### Set problem
Retype every entry in its entirety, without alteration.
>> START Data provided
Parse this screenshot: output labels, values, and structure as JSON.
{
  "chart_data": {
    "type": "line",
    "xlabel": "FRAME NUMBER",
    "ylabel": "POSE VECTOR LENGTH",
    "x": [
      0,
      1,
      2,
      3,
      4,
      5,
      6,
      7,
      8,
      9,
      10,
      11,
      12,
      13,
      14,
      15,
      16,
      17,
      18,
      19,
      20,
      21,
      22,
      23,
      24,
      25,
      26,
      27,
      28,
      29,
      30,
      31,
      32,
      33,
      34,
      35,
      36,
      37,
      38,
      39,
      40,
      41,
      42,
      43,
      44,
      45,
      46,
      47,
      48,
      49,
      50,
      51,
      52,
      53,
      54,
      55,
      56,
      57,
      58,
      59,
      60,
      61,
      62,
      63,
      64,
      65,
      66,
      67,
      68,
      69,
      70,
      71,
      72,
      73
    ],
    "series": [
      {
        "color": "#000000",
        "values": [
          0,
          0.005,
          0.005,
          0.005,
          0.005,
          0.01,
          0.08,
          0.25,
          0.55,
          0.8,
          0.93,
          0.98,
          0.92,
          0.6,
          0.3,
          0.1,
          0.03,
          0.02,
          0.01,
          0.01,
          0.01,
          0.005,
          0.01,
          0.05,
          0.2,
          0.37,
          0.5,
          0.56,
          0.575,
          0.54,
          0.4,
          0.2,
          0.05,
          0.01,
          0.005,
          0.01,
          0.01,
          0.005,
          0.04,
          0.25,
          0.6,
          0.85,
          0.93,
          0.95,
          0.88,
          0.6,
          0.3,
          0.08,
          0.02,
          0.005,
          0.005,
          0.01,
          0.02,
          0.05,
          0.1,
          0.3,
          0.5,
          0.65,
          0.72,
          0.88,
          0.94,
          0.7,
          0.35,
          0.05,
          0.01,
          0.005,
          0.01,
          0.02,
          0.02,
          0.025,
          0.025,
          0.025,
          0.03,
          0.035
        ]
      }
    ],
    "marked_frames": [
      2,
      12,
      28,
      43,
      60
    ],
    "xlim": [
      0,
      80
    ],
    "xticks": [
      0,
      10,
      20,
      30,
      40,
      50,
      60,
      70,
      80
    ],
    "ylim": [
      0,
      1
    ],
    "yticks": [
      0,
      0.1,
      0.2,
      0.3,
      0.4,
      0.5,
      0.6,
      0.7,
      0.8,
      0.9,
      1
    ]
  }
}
>> END Data provided
### Final result
Parse this screenshot: output labels, values, and structure as JSON.
{
  "chart_data": {
    "type": "line",
    "xlabel": "FRAME NUMBER",
    "ylabel": "POSE VECTOR LENGTH",
    "x": [
      0,
      1,
      2,
      3,
      4,
      5,
      6,
      7,
      8,
      9,
      10,
      11,
      12,
      13,
      14,
      15,
      16,
      17,
      18,
      19,
      20,
      21,
      22,
      23,
      24,
      25,
      26,
      27,
      28,
      29,
      30,
      31,
      32,
      33,
      34,
      35,
      36,
      37,
      38,
      39,
      40,
      41,
      42,
      43,
      44,
      45,
      46,
      47,
      48,
      49,
      50,
      51,
      52,
      53,
      54,
      55,
      56,
      57,
      58,
      59,
      60,
      61,
      62,
      63,
      64,
      65,
      66,
      67,
      68,
      69,
      70,
      71,
      72,
      73
    ],
    "series": [
      {
        "color": "#000000",
        "values": [
          0,
          0.005,
          0.005,
          0.005,
          0.005,
          0.01,
          0.08,
          0.25,
          0.55,
          0.8,
          0.93,
          0.98,
          0.92,
          0.6,
          0.3,
          0.1,
          0.03,
          0.02,
          0.01,
          0.01,
          0.01,
          0.005,
          0.01,
          0.05,
          0.2,
          0.37,
          0.5,
          0.56,
          0.575,
          0.54,
          0.4,
          0.2,
          0.05,
          0.01,
          0.005,
          0.01,
          0.01,
          0.005,
          0.04,
          0.25,
          0.6,
          0.85,
          0.93,
          0.95,
          0.88,
          0.6,
          0.3,
          0.08,
          0.02,
          0.005,
          0.005,
          0.01,
          0.02,
          0.05,
          0.1,
          0.3,
          0.5,
          0.65,
          0.72,
          0.88,
          0.94,
          0.7,
          0.35,
          0.05,
          0.01,
          0.005,
          0.01,
          0.02,
          0.02,
          0.025,
          0.025,
          0.025,
          0.03,
          0.035
        ]
      }
    ],
    "marked_frames": [
      2,
      12,
      28,
      43,
      60
    ],
    "xlim": [
      0,
      80
    ],
    "xticks": [
      0,
      10,
      20,
      30,
      40,
      50,
      60,
      70,
      80
    ],
    "ylim": [
      0,
      1
    ],
    "yticks": [
      0,
      0.1,
      0.2,
      0.3,
      0.4,
      0.5,
      0.6,
      0.7,
      0.8,
      0.9,
      1
    ]
  }
}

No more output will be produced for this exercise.